- [TASK DIRECTIONS] Copy the listing lines from the one containing "Decompose this screenshot" through the one containing "label-box (6, 36, 196, 91)", replacing "DOMESTIC" with "FAMILY" and keeping everything else the same.

++++

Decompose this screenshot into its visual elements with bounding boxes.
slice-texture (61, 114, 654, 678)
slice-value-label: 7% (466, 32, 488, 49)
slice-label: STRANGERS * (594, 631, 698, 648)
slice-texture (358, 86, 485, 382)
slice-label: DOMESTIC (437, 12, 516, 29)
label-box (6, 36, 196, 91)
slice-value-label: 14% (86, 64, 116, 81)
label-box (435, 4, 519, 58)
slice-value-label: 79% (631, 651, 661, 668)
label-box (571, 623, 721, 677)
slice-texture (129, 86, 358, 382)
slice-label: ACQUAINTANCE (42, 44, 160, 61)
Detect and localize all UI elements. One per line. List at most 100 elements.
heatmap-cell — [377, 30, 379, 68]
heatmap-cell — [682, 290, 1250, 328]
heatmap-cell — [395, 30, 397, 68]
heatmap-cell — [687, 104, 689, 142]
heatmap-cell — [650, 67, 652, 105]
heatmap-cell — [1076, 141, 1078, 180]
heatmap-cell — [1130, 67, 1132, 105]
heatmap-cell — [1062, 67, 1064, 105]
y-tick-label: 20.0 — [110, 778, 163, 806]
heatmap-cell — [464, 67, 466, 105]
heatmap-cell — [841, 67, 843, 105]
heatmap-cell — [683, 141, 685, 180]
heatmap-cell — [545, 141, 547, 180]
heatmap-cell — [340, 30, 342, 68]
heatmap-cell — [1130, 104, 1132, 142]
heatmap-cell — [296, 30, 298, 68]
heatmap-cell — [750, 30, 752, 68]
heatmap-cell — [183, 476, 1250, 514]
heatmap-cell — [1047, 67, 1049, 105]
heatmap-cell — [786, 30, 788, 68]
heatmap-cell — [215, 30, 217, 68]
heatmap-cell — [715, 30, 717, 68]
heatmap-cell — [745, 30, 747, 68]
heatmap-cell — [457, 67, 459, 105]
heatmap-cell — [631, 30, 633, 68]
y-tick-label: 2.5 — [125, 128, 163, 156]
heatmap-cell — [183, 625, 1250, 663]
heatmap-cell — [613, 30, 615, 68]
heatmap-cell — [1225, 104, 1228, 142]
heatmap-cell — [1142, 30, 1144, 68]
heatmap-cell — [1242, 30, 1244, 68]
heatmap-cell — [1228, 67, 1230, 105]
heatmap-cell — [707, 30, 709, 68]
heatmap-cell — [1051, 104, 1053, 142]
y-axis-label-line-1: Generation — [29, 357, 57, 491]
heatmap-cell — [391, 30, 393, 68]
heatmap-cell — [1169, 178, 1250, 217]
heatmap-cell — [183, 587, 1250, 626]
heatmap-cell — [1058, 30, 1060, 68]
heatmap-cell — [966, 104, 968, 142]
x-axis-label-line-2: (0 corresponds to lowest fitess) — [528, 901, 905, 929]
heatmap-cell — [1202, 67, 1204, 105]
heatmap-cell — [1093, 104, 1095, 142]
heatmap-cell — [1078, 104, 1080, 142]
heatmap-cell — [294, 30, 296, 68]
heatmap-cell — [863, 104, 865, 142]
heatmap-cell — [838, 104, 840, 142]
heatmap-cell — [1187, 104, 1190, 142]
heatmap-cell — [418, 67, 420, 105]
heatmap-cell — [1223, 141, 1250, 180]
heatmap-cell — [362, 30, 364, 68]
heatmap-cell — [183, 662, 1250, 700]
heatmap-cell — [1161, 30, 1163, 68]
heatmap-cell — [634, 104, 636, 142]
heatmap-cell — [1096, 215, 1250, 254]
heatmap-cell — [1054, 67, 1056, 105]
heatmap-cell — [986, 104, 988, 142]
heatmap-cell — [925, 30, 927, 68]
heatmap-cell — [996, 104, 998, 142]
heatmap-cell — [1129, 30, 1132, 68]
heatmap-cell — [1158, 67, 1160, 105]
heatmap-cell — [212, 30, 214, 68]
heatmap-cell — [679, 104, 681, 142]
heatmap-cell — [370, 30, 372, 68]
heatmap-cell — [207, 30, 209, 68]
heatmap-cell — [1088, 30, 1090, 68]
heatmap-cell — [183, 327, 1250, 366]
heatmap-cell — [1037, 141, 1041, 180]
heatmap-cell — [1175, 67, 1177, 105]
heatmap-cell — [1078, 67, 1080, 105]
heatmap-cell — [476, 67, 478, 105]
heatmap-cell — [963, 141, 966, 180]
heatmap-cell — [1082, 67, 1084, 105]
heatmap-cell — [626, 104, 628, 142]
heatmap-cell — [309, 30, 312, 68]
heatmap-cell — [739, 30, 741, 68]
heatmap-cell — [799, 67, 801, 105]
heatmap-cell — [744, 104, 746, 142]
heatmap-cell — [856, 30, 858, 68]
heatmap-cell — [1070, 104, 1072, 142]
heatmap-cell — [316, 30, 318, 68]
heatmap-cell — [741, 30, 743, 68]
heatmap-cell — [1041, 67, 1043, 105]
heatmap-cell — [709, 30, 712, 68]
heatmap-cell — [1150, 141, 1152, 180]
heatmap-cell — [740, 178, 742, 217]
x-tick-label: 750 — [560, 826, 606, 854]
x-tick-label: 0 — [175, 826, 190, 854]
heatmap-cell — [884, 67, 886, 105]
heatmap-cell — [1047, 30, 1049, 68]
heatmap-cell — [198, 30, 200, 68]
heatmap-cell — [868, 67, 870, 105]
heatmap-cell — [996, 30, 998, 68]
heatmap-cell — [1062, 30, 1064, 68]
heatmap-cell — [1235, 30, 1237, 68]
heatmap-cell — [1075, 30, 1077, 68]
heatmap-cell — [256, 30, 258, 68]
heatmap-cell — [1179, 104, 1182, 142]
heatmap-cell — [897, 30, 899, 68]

++++

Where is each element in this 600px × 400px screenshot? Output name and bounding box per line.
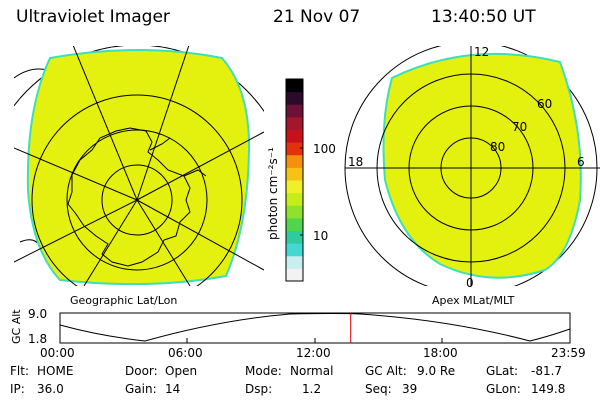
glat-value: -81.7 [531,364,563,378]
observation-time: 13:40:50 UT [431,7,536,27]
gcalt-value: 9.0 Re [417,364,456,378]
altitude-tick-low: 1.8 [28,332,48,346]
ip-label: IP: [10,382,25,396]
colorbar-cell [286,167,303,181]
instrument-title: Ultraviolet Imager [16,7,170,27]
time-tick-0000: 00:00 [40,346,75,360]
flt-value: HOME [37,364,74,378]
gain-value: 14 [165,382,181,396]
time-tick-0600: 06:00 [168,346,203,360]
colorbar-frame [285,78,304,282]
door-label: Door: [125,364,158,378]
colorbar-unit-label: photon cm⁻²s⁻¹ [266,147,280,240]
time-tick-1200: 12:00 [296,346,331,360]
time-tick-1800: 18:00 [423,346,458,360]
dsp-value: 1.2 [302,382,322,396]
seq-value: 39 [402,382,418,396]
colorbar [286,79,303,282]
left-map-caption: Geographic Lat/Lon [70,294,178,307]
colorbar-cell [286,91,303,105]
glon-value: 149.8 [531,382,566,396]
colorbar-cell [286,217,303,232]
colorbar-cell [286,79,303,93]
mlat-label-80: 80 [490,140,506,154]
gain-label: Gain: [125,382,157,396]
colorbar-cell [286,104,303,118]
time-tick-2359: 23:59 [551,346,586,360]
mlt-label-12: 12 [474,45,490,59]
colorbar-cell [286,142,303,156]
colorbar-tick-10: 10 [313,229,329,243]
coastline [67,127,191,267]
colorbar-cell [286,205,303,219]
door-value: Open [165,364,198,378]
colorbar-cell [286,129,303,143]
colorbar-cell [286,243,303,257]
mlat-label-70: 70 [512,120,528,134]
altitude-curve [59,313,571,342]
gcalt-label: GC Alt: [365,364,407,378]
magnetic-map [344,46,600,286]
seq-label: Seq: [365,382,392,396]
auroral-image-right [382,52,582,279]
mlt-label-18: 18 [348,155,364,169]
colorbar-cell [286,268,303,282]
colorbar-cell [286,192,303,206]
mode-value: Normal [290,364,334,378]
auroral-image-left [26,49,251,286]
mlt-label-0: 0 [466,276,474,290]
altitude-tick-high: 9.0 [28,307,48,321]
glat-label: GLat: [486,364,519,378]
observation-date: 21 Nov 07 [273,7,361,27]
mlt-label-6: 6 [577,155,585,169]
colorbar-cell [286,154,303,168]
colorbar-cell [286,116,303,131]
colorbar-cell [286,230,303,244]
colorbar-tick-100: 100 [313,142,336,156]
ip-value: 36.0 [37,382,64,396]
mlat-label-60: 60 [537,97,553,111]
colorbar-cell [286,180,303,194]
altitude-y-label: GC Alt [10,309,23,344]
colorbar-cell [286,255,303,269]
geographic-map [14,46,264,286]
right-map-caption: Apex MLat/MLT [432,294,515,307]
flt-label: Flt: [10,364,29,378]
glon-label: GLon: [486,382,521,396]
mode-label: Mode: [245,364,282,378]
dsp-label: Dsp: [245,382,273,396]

++++

- [RESULT]
Decompose this screenshot into its visual elements with bounding boxes.
slice-texture (61, 114, 654, 678)
slice-value-label: 7% (466, 32, 488, 49)
slice-label: STRANGERS * (594, 631, 698, 648)
slice-texture (358, 86, 485, 382)
slice-label: FAMILY (437, 12, 516, 29)
label-box (6, 36, 196, 91)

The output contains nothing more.